__Problem statement__: Without the pictures, set down the records below word for word.

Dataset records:
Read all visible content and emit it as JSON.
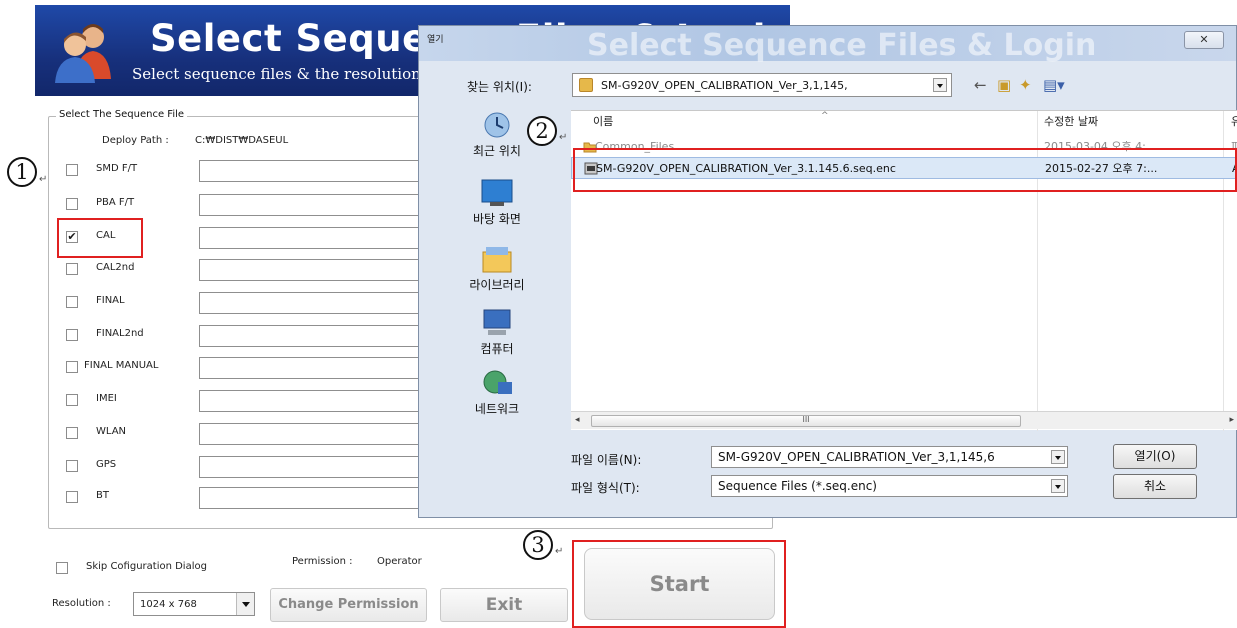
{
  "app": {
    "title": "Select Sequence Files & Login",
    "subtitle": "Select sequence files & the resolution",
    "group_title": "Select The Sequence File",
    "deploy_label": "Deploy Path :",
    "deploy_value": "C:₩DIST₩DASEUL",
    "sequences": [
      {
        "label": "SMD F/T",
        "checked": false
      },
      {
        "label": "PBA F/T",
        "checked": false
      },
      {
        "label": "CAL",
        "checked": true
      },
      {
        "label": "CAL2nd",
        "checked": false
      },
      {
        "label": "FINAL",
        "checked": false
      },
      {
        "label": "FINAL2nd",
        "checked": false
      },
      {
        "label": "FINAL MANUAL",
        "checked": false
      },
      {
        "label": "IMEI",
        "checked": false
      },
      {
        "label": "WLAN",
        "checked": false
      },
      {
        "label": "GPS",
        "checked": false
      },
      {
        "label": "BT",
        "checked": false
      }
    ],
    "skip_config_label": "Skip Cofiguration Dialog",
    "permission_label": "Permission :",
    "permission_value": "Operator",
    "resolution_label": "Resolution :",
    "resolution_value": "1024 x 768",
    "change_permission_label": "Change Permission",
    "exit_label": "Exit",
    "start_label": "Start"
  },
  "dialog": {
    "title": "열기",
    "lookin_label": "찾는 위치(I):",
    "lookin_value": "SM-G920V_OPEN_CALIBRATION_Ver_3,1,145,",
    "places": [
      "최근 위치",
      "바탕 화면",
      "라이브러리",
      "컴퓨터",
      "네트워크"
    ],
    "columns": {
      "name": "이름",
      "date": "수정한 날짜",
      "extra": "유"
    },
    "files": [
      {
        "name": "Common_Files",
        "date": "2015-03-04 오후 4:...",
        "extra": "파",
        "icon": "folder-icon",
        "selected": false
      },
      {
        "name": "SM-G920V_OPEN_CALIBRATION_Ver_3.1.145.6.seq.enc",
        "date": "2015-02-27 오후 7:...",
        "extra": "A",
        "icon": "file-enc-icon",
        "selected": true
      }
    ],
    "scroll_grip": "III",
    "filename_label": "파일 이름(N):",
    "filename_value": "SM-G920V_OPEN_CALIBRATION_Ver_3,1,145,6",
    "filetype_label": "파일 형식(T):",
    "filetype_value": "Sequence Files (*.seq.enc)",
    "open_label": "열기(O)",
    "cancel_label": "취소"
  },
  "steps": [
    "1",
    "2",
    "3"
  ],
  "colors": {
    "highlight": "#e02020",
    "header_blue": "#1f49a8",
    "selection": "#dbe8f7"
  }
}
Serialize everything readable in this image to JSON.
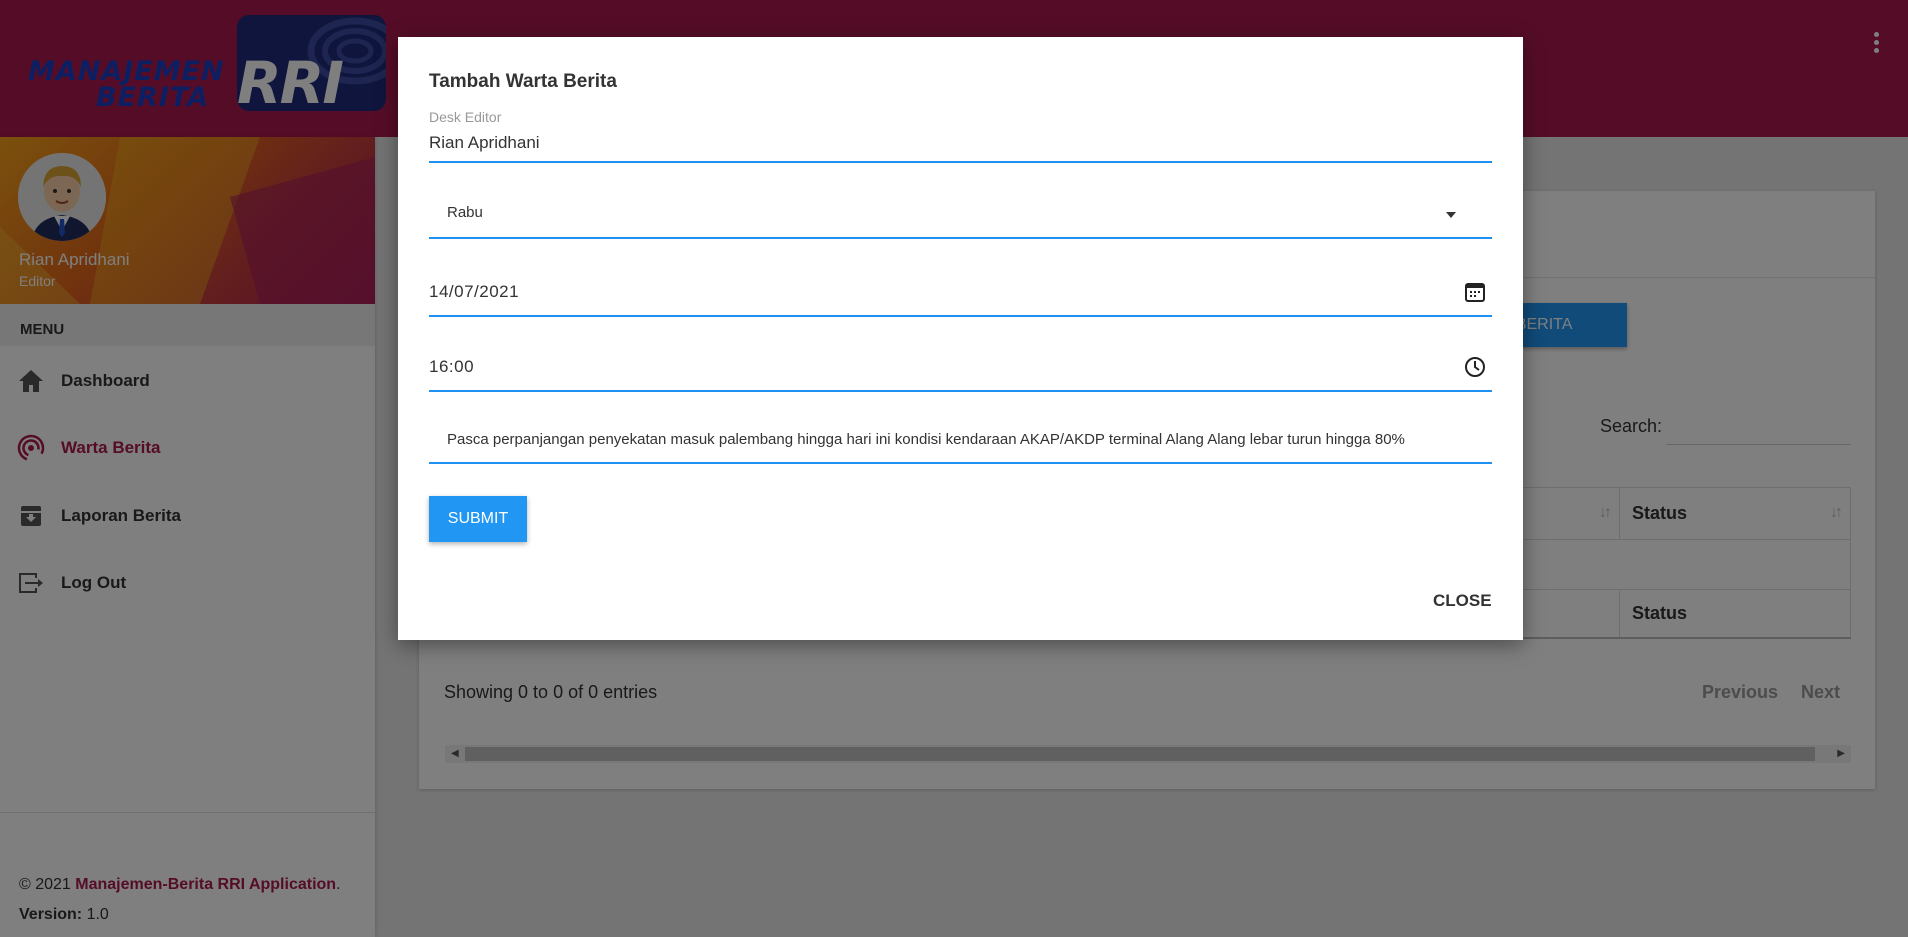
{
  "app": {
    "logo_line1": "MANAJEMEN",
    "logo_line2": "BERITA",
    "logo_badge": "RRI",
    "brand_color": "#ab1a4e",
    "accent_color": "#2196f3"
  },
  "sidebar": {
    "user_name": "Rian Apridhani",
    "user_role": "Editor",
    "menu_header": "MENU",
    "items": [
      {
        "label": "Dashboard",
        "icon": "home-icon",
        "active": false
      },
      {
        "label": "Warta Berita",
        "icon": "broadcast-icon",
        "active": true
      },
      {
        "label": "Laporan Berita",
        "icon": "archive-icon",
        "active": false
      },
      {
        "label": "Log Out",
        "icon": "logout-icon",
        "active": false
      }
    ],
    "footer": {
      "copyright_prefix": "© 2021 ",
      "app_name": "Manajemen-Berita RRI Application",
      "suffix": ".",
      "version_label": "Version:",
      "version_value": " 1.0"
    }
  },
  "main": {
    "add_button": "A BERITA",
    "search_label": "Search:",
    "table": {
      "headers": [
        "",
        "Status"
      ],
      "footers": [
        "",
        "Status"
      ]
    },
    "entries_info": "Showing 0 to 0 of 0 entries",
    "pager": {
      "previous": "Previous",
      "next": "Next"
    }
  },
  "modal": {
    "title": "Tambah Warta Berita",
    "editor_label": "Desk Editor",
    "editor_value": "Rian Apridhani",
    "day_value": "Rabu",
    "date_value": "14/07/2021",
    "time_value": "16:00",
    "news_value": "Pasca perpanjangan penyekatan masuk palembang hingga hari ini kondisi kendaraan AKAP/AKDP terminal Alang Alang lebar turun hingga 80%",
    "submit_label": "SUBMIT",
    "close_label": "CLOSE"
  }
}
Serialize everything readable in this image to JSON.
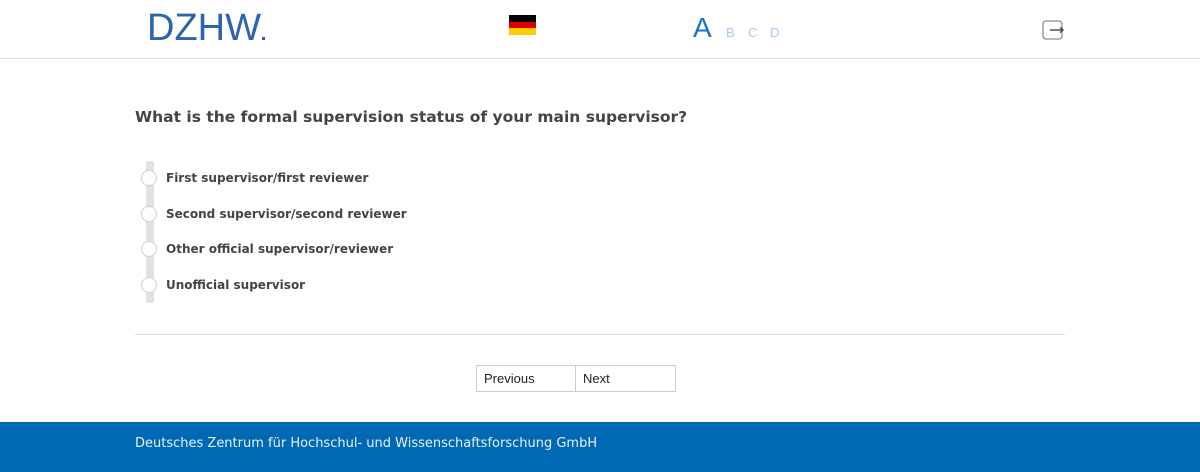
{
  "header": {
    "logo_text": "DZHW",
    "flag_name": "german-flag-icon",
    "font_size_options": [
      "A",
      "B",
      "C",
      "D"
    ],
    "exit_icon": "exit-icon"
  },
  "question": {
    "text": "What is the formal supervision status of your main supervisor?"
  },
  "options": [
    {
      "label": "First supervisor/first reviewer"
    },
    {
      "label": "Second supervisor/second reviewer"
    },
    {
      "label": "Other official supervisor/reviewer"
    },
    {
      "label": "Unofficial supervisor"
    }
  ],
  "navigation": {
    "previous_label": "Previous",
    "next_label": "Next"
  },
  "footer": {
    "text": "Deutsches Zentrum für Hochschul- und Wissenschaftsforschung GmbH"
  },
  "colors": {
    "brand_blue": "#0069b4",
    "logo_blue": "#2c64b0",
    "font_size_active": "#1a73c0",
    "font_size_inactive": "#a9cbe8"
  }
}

__The solution__:
Read all visible content and emit it as JSON.
{
  "app": {
    "title": "Select Sequence Files & Login",
    "subtitle": "Select sequence files & the resolution",
    "group_title": "Select The Sequence File",
    "deploy_label": "Deploy Path :",
    "deploy_value": "C:₩DIST₩DASEUL",
    "sequences": [
      {
        "label": "SMD F/T",
        "checked": false
      },
      {
        "label": "PBA F/T",
        "checked": false
      },
      {
        "label": "CAL",
        "checked": true
      },
      {
        "label": "CAL2nd",
        "checked": false
      },
      {
        "label": "FINAL",
        "checked": false
      },
      {
        "label": "FINAL2nd",
        "checked": false
      },
      {
        "label": "FINAL MANUAL",
        "checked": false
      },
      {
        "label": "IMEI",
        "checked": false
      },
      {
        "label": "WLAN",
        "checked": false
      },
      {
        "label": "GPS",
        "checked": false
      },
      {
        "label": "BT",
        "checked": false
      }
    ],
    "skip_config_label": "Skip Cofiguration Dialog",
    "permission_label": "Permission :",
    "permission_value": "Operator",
    "resolution_label": "Resolution :",
    "resolution_value": "1024 x 768",
    "change_permission_label": "Change Permission",
    "exit_label": "Exit",
    "start_label": "Start"
  },
  "dialog": {
    "title": "열기",
    "lookin_label": "찾는 위치(I):",
    "lookin_value": "SM-G920V_OPEN_CALIBRATION_Ver_3,1,145,",
    "places": [
      "최근 위치",
      "바탕 화면",
      "라이브러리",
      "컴퓨터",
      "네트워크"
    ],
    "columns": {
      "name": "이름",
      "date": "수정한 날짜",
      "extra": "유"
    },
    "files": [
      {
        "name": "Common_Files",
        "date": "2015-03-04 오후 4:...",
        "extra": "파",
        "icon": "folder-icon",
        "selected": false
      },
      {
        "name": "SM-G920V_OPEN_CALIBRATION_Ver_3.1.145.6.seq.enc",
        "date": "2015-02-27 오후 7:...",
        "extra": "A",
        "icon": "file-enc-icon",
        "selected": true
      }
    ],
    "scroll_grip": "III",
    "filename_label": "파일 이름(N):",
    "filename_value": "SM-G920V_OPEN_CALIBRATION_Ver_3,1,145,6",
    "filetype_label": "파일 형식(T):",
    "filetype_value": "Sequence Files (*.seq.enc)",
    "open_label": "열기(O)",
    "cancel_label": "취소"
  },
  "steps": [
    "1",
    "2",
    "3"
  ],
  "colors": {
    "highlight": "#e02020",
    "header_blue": "#1f49a8",
    "selection": "#dbe8f7"
  }
}
Serialize everything readable in this image to JSON.
{
  "app": {
    "logo_line1": "MANAJEMEN",
    "logo_line2": "BERITA",
    "logo_badge": "RRI",
    "brand_color": "#ab1a4e",
    "accent_color": "#2196f3"
  },
  "sidebar": {
    "user_name": "Rian Apridhani",
    "user_role": "Editor",
    "menu_header": "MENU",
    "items": [
      {
        "label": "Dashboard",
        "icon": "home-icon",
        "active": false
      },
      {
        "label": "Warta Berita",
        "icon": "broadcast-icon",
        "active": true
      },
      {
        "label": "Laporan Berita",
        "icon": "archive-icon",
        "active": false
      },
      {
        "label": "Log Out",
        "icon": "logout-icon",
        "active": false
      }
    ],
    "footer": {
      "copyright_prefix": "© 2021 ",
      "app_name": "Manajemen-Berita RRI Application",
      "suffix": ".",
      "version_label": "Version:",
      "version_value": " 1.0"
    }
  },
  "main": {
    "add_button": "A BERITA",
    "search_label": "Search:",
    "table": {
      "headers": [
        "",
        "Status"
      ],
      "footers": [
        "",
        "Status"
      ]
    },
    "entries_info": "Showing 0 to 0 of 0 entries",
    "pager": {
      "previous": "Previous",
      "next": "Next"
    }
  },
  "modal": {
    "title": "Tambah Warta Berita",
    "editor_label": "Desk Editor",
    "editor_value": "Rian Apridhani",
    "day_value": "Rabu",
    "date_value": "14/07/2021",
    "time_value": "16:00",
    "news_value": "Pasca perpanjangan penyekatan masuk palembang hingga hari ini kondisi kendaraan AKAP/AKDP terminal Alang Alang lebar turun hingga 80%",
    "submit_label": "SUBMIT",
    "close_label": "CLOSE"
  }
}
Serialize everything readable in this image to JSON.
{
  "header": {
    "logo_text": "DZHW",
    "flag_name": "german-flag-icon",
    "font_size_options": [
      "A",
      "B",
      "C",
      "D"
    ],
    "exit_icon": "exit-icon"
  },
  "question": {
    "text": "What is the formal supervision status of your main supervisor?"
  },
  "options": [
    {
      "label": "First supervisor/first reviewer"
    },
    {
      "label": "Second supervisor/second reviewer"
    },
    {
      "label": "Other official supervisor/reviewer"
    },
    {
      "label": "Unofficial supervisor"
    }
  ],
  "navigation": {
    "previous_label": "Previous",
    "next_label": "Next"
  },
  "footer": {
    "text": "Deutsches Zentrum für Hochschul- und Wissenschaftsforschung GmbH"
  },
  "colors": {
    "brand_blue": "#0069b4",
    "logo_blue": "#2c64b0",
    "font_size_active": "#1a73c0",
    "font_size_inactive": "#a9cbe8"
  }
}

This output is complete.